--- Input rows ---

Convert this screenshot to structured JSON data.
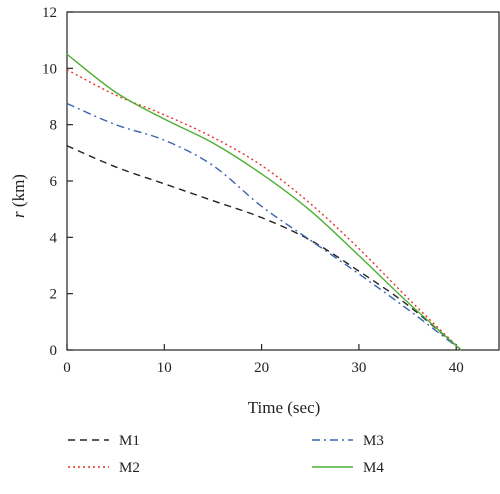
{
  "chart_data": {
    "type": "line",
    "xlabel": "Time (sec)",
    "ylabel_italic": "r",
    "ylabel_unit": " (km)",
    "xlim": [
      0,
      44.5
    ],
    "ylim": [
      0,
      12
    ],
    "xticks": [
      0,
      10,
      20,
      30,
      40
    ],
    "yticks": [
      0,
      2,
      4,
      6,
      8,
      10,
      12
    ],
    "grid": false,
    "legend_position": "bottom",
    "series": [
      {
        "name": "M1",
        "color": "#222222",
        "dash": "dashed",
        "x": [
          0,
          5,
          10,
          15,
          20,
          25,
          30,
          35,
          40.5
        ],
        "y": [
          7.25,
          6.5,
          5.9,
          5.3,
          4.7,
          3.9,
          2.8,
          1.6,
          0.0
        ]
      },
      {
        "name": "M2",
        "color": "#e8302a",
        "dash": "dotted",
        "x": [
          0,
          5,
          10,
          15,
          20,
          25,
          30,
          35,
          40.5
        ],
        "y": [
          9.95,
          9.05,
          8.35,
          7.55,
          6.55,
          5.2,
          3.6,
          1.85,
          0.0
        ]
      },
      {
        "name": "M3",
        "color": "#3a64b0",
        "dash": "dashdot",
        "x": [
          0,
          5,
          10,
          15,
          20,
          25,
          30,
          35,
          40.5
        ],
        "y": [
          8.75,
          8.0,
          7.45,
          6.55,
          5.1,
          3.9,
          2.7,
          1.45,
          0.0
        ]
      },
      {
        "name": "M4",
        "color": "#4caf33",
        "dash": "solid",
        "x": [
          0,
          5,
          10,
          15,
          20,
          25,
          30,
          35,
          40.5
        ],
        "y": [
          10.5,
          9.15,
          8.2,
          7.35,
          6.25,
          4.95,
          3.35,
          1.7,
          0.0
        ]
      }
    ]
  }
}
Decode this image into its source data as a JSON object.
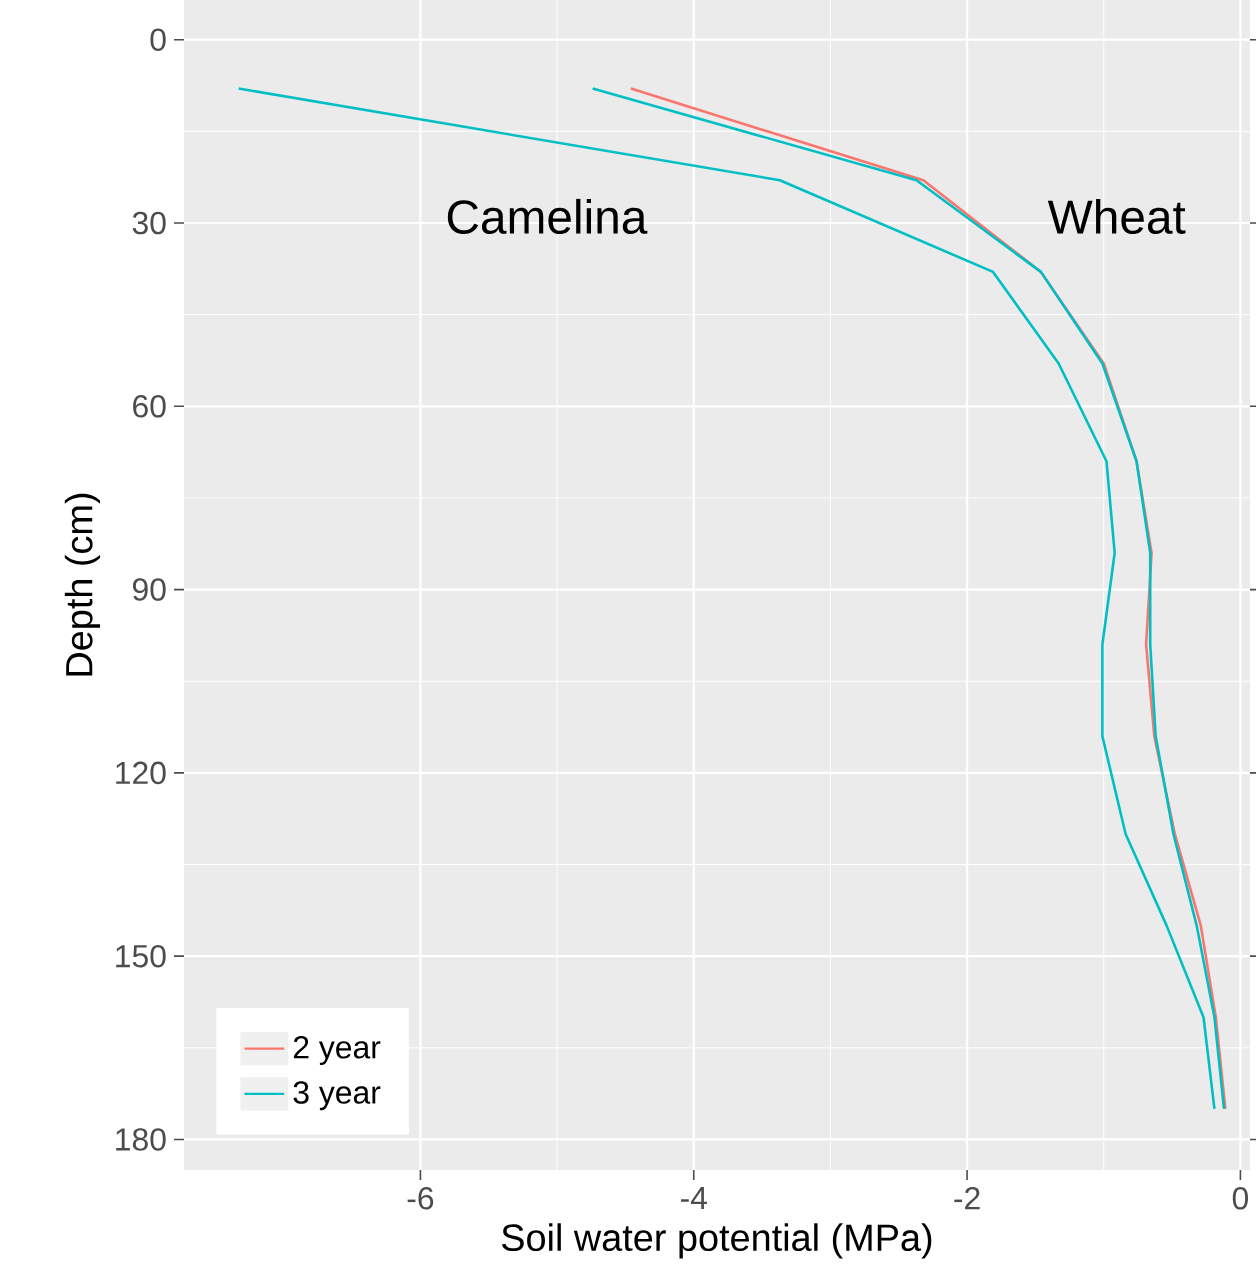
{
  "chart_data": {
    "type": "line",
    "xlabel": "Soil water potential (MPa)",
    "ylabel": "Depth (cm)",
    "xlim": [
      -7.73,
      0.07
    ],
    "ylim": [
      185,
      -6.5
    ],
    "xticks": [
      -6,
      -4,
      -2,
      0
    ],
    "yticks": [
      0,
      30,
      60,
      90,
      120,
      150,
      180
    ],
    "grid": true,
    "legend": "bottom left",
    "line_style": "solid",
    "marker": "none",
    "series": [
      {
        "name": "2 year",
        "color": "#F8766D",
        "x": [
          -4.46,
          -2.32,
          -1.46,
          -1.0,
          -0.76,
          -0.65,
          -0.69,
          -0.63,
          -0.48,
          -0.29,
          -0.18,
          -0.11
        ],
        "values": [
          8,
          23,
          38,
          53,
          69,
          84,
          99,
          114,
          130,
          145,
          160,
          175
        ]
      },
      {
        "name": "3 year",
        "color": "#00BFC4",
        "x": [
          -4.74,
          -2.37,
          -1.46,
          -1.01,
          -0.76,
          -0.66,
          -0.66,
          -0.62,
          -0.49,
          -0.32,
          -0.19,
          -0.12
        ],
        "values": [
          8,
          23,
          38,
          53,
          69,
          84,
          99,
          114,
          130,
          145,
          160,
          175
        ]
      },
      {
        "color": "#00BFC4",
        "x": [
          -7.33,
          -3.37,
          -1.81,
          -1.33,
          -0.98,
          -0.92,
          -1.01,
          -1.01,
          -0.84,
          -0.54,
          -0.27,
          -0.19
        ],
        "values": [
          8,
          23,
          38,
          53,
          69,
          84,
          99,
          114,
          130,
          145,
          160,
          175
        ]
      }
    ],
    "annotations": [
      "Camelina",
      "Wheat"
    ]
  }
}
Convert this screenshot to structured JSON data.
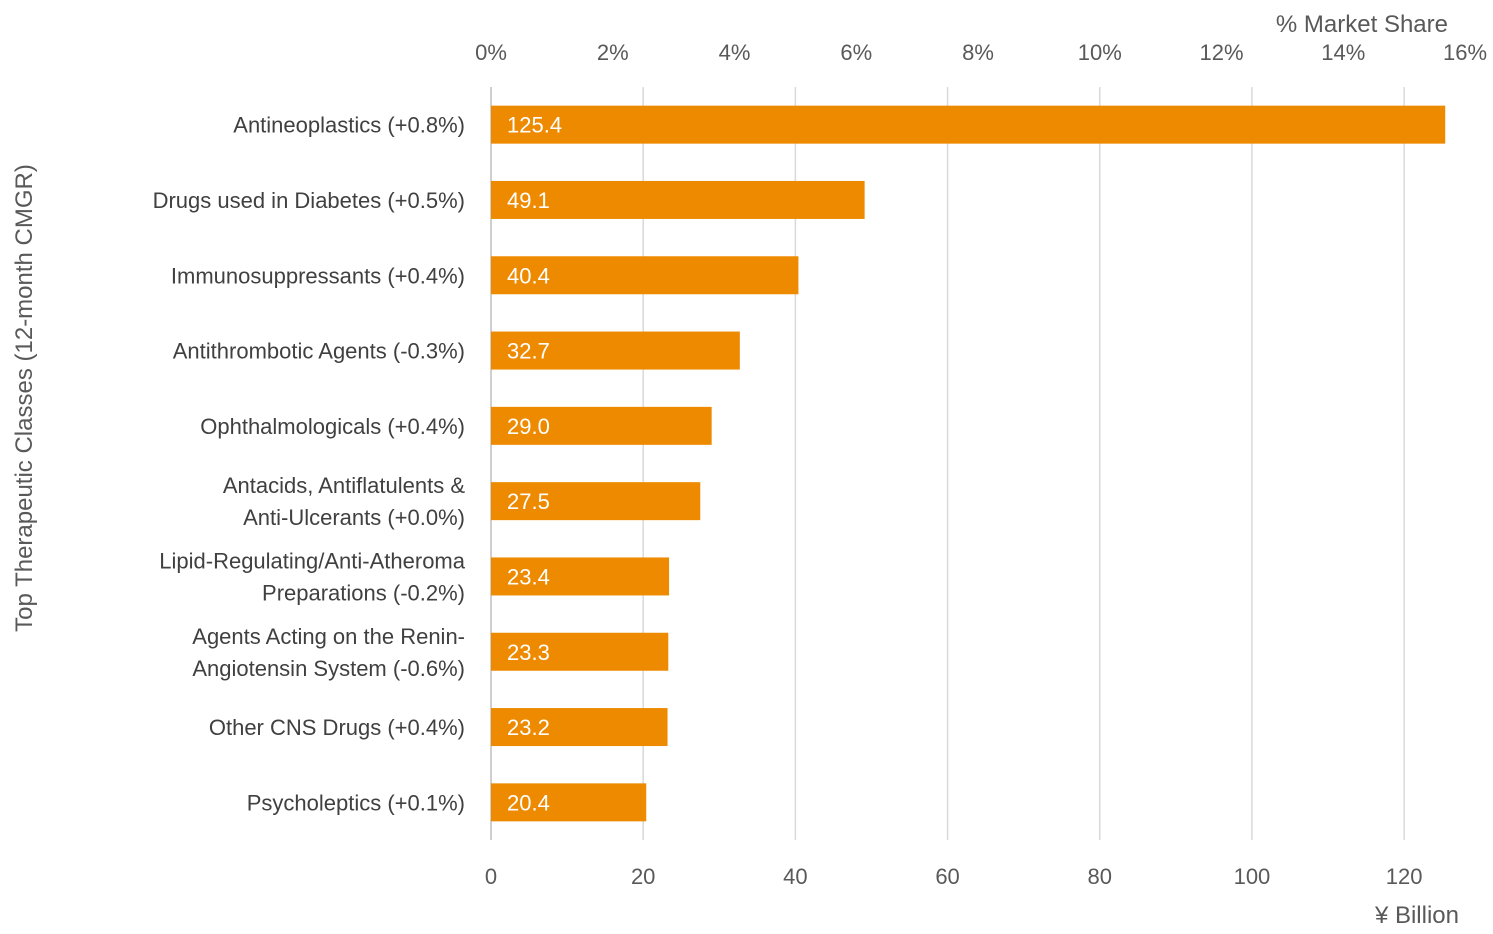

---

Instruction: Write out the entries above verbatim; the pictures do not belong in your copy.

Complete output:
Convert this screenshot to structured JSON data.
{
  "chart_data": {
    "type": "line",
    "xlabel": "Time (sec)",
    "ylabel_italic": "r",
    "ylabel_unit": " (km)",
    "xlim": [
      0,
      44.5
    ],
    "ylim": [
      0,
      12
    ],
    "xticks": [
      0,
      10,
      20,
      30,
      40
    ],
    "yticks": [
      0,
      2,
      4,
      6,
      8,
      10,
      12
    ],
    "grid": false,
    "legend_position": "bottom",
    "series": [
      {
        "name": "M1",
        "color": "#222222",
        "dash": "dashed",
        "x": [
          0,
          5,
          10,
          15,
          20,
          25,
          30,
          35,
          40.5
        ],
        "y": [
          7.25,
          6.5,
          5.9,
          5.3,
          4.7,
          3.9,
          2.8,
          1.6,
          0.0
        ]
      },
      {
        "name": "M2",
        "color": "#e8302a",
        "dash": "dotted",
        "x": [
          0,
          5,
          10,
          15,
          20,
          25,
          30,
          35,
          40.5
        ],
        "y": [
          9.95,
          9.05,
          8.35,
          7.55,
          6.55,
          5.2,
          3.6,
          1.85,
          0.0
        ]
      },
      {
        "name": "M3",
        "color": "#3a64b0",
        "dash": "dashdot",
        "x": [
          0,
          5,
          10,
          15,
          20,
          25,
          30,
          35,
          40.5
        ],
        "y": [
          8.75,
          8.0,
          7.45,
          6.55,
          5.1,
          3.9,
          2.7,
          1.45,
          0.0
        ]
      },
      {
        "name": "M4",
        "color": "#4caf33",
        "dash": "solid",
        "x": [
          0,
          5,
          10,
          15,
          20,
          25,
          30,
          35,
          40.5
        ],
        "y": [
          10.5,
          9.15,
          8.2,
          7.35,
          6.25,
          4.95,
          3.35,
          1.7,
          0.0
        ]
      }
    ]
  }
}
Decode this image into its source data as a JSON object.
{
  "chart_data": {
    "type": "line",
    "xlabel": "Soil water potential (MPa)",
    "ylabel": "Depth (cm)",
    "xlim": [
      -7.73,
      0.07
    ],
    "ylim": [
      185,
      -6.5
    ],
    "xticks": [
      -6,
      -4,
      -2,
      0
    ],
    "yticks": [
      0,
      30,
      60,
      90,
      120,
      150,
      180
    ],
    "grid": true,
    "legend": "bottom left",
    "line_style": "solid",
    "marker": "none",
    "series": [
      {
        "name": "2 year",
        "color": "#F8766D",
        "x": [
          -4.46,
          -2.32,
          -1.46,
          -1.0,
          -0.76,
          -0.65,
          -0.69,
          -0.63,
          -0.48,
          -0.29,
          -0.18,
          -0.11
        ],
        "values": [
          8,
          23,
          38,
          53,
          69,
          84,
          99,
          114,
          130,
          145,
          160,
          175
        ]
      },
      {
        "name": "3 year",
        "color": "#00BFC4",
        "x": [
          -4.74,
          -2.37,
          -1.46,
          -1.01,
          -0.76,
          -0.66,
          -0.66,
          -0.62,
          -0.49,
          -0.32,
          -0.19,
          -0.12
        ],
        "values": [
          8,
          23,
          38,
          53,
          69,
          84,
          99,
          114,
          130,
          145,
          160,
          175
        ]
      },
      {
        "color": "#00BFC4",
        "x": [
          -7.33,
          -3.37,
          -1.81,
          -1.33,
          -0.98,
          -0.92,
          -1.01,
          -1.01,
          -0.84,
          -0.54,
          -0.27,
          -0.19
        ],
        "values": [
          8,
          23,
          38,
          53,
          69,
          84,
          99,
          114,
          130,
          145,
          160,
          175
        ]
      }
    ],
    "annotations": [
      "Camelina",
      "Wheat"
    ]
  }
}
Convert this screenshot to structured JSON data.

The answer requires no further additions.